> **Problem to work on**: Pick out the lines containing "shown".

> **Extracted material**:
____

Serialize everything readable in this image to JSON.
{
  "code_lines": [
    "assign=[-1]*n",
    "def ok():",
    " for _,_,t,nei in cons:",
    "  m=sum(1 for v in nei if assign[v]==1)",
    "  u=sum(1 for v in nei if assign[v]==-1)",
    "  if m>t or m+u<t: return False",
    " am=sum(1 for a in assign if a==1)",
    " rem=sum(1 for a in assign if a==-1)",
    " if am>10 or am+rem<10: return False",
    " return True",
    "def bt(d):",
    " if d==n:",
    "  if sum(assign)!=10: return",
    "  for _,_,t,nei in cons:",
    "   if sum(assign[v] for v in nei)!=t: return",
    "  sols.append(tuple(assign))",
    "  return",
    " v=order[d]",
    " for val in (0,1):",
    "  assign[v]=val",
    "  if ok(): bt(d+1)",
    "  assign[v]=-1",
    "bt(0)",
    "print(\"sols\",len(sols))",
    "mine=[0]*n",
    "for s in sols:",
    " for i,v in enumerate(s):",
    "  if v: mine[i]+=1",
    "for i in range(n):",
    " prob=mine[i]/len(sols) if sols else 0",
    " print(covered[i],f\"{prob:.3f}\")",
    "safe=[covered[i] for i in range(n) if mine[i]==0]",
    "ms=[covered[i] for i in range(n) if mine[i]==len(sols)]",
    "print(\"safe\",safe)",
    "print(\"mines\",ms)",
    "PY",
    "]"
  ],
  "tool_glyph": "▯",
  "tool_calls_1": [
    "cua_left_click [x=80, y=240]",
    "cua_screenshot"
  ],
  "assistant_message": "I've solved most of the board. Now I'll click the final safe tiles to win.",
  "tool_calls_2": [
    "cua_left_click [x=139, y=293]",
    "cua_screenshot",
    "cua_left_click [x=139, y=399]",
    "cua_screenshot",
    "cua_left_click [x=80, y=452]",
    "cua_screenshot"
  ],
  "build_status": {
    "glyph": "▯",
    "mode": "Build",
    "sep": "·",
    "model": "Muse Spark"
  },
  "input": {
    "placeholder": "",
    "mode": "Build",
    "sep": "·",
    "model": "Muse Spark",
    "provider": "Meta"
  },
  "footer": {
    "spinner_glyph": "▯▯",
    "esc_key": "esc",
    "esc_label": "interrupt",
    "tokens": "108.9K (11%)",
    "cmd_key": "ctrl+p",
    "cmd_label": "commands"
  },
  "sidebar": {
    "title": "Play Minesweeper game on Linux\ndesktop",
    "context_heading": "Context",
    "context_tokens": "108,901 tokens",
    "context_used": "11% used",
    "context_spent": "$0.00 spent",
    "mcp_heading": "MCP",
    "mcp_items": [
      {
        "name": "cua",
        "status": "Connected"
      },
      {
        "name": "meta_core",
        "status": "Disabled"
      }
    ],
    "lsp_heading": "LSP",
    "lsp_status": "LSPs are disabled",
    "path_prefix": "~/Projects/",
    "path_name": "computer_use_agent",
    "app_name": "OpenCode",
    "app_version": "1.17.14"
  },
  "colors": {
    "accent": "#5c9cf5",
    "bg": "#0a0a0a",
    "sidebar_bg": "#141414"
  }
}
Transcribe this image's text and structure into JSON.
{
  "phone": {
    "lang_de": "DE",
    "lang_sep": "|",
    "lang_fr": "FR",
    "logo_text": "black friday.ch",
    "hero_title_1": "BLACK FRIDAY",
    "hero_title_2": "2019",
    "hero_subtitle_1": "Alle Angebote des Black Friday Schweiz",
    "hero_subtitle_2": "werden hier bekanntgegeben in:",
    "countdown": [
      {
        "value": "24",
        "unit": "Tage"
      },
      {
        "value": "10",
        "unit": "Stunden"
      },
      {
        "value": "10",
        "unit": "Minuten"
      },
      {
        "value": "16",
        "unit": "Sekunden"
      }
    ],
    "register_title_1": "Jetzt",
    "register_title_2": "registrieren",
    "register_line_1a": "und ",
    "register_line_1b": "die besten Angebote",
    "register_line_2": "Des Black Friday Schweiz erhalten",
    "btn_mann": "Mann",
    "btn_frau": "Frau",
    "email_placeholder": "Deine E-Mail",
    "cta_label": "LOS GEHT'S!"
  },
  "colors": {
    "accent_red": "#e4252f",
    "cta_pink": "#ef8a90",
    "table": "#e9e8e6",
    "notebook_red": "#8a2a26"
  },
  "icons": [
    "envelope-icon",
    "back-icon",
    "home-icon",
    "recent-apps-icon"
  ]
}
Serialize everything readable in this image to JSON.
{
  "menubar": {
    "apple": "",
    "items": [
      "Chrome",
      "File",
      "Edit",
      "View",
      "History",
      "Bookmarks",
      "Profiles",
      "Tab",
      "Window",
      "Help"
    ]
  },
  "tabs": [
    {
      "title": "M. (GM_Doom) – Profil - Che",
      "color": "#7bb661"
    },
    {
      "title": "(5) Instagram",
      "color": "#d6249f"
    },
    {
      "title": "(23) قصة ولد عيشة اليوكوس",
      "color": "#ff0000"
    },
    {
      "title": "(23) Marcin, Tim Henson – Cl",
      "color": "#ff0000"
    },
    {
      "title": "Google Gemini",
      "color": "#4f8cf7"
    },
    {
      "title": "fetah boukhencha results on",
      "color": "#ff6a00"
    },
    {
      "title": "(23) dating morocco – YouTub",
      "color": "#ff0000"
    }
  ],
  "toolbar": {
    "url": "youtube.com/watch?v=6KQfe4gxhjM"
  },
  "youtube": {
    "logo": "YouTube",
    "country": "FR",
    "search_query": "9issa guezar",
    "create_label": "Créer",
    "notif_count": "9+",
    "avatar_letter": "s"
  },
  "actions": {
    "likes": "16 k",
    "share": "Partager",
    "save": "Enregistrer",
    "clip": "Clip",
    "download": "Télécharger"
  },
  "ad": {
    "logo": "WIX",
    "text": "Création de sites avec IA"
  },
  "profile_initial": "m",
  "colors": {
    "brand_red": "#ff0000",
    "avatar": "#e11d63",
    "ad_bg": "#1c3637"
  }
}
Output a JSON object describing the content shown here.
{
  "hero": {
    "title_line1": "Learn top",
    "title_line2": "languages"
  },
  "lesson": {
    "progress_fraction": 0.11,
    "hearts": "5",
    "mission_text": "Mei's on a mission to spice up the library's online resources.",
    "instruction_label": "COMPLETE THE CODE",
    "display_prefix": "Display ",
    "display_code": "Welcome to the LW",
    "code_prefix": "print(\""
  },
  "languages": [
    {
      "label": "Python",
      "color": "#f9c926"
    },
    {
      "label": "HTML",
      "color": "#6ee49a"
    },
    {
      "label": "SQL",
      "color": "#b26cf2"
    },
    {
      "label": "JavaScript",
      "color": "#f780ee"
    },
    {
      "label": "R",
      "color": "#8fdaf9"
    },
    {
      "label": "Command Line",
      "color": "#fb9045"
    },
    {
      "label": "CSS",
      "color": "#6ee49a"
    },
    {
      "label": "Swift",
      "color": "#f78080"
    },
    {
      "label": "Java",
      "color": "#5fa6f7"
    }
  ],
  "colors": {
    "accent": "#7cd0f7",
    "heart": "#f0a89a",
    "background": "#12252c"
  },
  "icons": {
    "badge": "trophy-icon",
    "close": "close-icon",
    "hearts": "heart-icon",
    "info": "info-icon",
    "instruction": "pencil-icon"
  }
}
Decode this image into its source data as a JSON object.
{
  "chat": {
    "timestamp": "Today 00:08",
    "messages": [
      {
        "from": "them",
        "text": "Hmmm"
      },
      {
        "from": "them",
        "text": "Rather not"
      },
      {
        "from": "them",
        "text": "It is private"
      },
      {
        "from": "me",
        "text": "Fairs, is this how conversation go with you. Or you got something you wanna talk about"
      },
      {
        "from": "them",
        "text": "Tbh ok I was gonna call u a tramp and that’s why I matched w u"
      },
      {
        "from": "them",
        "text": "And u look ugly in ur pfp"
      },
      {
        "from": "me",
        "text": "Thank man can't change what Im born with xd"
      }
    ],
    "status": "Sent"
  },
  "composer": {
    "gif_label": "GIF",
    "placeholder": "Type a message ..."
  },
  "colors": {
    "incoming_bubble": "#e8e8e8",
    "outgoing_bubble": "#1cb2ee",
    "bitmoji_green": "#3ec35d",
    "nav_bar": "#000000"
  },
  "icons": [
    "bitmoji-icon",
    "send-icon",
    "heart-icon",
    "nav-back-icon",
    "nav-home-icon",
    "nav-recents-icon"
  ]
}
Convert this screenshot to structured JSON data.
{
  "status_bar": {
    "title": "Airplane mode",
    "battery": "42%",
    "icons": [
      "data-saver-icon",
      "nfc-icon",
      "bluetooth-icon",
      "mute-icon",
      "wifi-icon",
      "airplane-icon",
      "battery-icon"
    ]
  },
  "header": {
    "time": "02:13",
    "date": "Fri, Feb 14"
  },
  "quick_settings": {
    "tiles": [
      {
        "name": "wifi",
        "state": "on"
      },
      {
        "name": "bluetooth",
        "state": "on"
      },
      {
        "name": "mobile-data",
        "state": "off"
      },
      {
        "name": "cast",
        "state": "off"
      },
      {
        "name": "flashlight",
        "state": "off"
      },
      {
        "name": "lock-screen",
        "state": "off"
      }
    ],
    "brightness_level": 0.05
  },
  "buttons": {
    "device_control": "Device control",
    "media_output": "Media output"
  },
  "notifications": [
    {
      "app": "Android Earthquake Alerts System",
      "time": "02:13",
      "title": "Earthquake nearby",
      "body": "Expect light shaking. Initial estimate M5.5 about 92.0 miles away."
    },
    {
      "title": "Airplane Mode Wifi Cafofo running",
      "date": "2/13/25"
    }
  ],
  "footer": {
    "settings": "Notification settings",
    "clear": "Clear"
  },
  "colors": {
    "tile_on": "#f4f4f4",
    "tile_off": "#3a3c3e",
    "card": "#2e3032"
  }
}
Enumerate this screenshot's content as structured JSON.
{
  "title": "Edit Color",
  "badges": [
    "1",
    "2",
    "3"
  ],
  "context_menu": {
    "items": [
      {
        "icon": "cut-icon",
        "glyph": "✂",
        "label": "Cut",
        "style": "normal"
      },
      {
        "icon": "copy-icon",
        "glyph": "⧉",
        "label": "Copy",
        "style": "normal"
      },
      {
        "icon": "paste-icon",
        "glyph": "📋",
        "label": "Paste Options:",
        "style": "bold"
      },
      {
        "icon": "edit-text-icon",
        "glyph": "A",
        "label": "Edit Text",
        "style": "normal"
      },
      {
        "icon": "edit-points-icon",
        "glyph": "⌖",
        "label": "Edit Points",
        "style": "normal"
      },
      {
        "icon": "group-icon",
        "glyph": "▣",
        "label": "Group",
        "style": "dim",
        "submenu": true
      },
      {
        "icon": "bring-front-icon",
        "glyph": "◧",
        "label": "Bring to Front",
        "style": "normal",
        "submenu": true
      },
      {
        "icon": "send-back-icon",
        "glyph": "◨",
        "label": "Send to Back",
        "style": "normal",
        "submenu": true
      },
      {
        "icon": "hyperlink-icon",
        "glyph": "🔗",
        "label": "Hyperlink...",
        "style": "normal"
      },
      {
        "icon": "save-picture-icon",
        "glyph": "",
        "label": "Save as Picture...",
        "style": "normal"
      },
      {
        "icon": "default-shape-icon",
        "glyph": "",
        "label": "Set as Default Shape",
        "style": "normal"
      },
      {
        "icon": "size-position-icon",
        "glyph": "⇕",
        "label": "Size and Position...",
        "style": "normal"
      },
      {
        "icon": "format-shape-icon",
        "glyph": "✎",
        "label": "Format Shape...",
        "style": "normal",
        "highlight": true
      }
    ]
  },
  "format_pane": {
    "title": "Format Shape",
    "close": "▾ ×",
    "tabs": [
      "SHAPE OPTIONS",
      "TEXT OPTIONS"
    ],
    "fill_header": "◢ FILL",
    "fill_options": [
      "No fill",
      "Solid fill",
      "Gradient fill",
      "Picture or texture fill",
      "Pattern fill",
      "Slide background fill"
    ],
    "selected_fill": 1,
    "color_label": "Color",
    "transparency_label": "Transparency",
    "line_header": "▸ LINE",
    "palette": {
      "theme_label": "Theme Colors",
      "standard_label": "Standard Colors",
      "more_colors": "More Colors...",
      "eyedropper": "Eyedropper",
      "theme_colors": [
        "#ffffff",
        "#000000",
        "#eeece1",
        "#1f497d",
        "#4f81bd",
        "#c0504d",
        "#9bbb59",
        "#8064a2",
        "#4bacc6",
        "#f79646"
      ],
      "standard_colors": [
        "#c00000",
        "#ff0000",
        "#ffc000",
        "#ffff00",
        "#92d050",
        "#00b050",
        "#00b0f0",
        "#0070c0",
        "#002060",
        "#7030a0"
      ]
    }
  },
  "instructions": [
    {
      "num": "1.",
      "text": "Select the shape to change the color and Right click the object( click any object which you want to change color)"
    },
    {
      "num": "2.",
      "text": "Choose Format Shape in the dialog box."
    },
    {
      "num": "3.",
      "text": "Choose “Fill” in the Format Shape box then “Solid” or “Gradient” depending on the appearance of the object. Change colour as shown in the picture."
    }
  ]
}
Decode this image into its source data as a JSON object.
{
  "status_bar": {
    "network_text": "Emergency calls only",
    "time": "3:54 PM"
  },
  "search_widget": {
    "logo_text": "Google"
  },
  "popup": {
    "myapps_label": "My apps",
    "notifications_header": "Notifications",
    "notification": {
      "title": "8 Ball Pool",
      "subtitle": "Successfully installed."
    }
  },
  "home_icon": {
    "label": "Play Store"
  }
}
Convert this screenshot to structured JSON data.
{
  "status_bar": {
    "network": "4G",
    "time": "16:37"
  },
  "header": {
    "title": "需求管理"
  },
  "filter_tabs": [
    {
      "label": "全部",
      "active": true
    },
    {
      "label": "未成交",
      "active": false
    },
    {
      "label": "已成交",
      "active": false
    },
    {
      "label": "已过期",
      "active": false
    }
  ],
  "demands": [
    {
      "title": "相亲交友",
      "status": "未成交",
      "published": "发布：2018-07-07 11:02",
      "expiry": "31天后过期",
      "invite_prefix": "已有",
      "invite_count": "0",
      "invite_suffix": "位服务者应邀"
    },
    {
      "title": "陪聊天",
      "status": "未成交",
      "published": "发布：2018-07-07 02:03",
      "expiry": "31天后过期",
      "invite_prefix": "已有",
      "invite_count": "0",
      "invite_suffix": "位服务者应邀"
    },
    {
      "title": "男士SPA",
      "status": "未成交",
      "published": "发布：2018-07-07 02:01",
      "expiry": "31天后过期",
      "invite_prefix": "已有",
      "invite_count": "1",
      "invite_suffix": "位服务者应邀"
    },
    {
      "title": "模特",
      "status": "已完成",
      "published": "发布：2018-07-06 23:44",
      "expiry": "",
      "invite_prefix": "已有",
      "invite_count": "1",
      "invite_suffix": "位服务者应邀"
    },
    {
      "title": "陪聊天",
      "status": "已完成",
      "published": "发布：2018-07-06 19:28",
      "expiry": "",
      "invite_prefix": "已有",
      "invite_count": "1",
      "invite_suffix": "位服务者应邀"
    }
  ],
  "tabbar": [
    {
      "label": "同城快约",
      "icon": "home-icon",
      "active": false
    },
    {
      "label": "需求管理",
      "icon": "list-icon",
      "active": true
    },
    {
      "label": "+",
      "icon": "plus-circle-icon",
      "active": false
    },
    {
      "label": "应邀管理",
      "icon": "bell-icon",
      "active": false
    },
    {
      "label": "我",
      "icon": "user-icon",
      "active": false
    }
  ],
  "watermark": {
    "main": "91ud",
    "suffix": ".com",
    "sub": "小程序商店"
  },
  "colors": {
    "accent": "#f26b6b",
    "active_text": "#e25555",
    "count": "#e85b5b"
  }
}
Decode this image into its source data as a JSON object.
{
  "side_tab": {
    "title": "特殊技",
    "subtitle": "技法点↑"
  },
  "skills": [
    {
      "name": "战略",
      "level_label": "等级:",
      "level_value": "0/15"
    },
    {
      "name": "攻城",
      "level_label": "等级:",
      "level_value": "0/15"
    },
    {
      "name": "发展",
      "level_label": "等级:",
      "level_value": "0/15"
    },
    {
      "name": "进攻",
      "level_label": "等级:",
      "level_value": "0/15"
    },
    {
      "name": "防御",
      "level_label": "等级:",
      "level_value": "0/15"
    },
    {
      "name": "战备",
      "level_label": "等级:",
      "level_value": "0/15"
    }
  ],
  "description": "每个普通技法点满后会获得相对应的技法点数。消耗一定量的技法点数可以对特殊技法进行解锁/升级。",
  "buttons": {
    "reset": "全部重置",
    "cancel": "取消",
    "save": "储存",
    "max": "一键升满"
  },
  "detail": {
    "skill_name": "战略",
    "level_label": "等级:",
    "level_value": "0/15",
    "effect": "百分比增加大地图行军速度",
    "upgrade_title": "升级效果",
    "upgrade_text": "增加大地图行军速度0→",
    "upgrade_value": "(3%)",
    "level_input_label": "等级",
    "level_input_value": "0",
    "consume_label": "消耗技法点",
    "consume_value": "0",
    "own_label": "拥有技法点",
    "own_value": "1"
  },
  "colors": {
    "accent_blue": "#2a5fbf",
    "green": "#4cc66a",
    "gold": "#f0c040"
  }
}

____

> **Output for this exercise**:
Output a JSON object describing the content shown here.
      "text": "Choose “Fill” in the Format Shape box then “Solid” or “Gradient” depending on the appearance of the object. Change colour as shown in the picture."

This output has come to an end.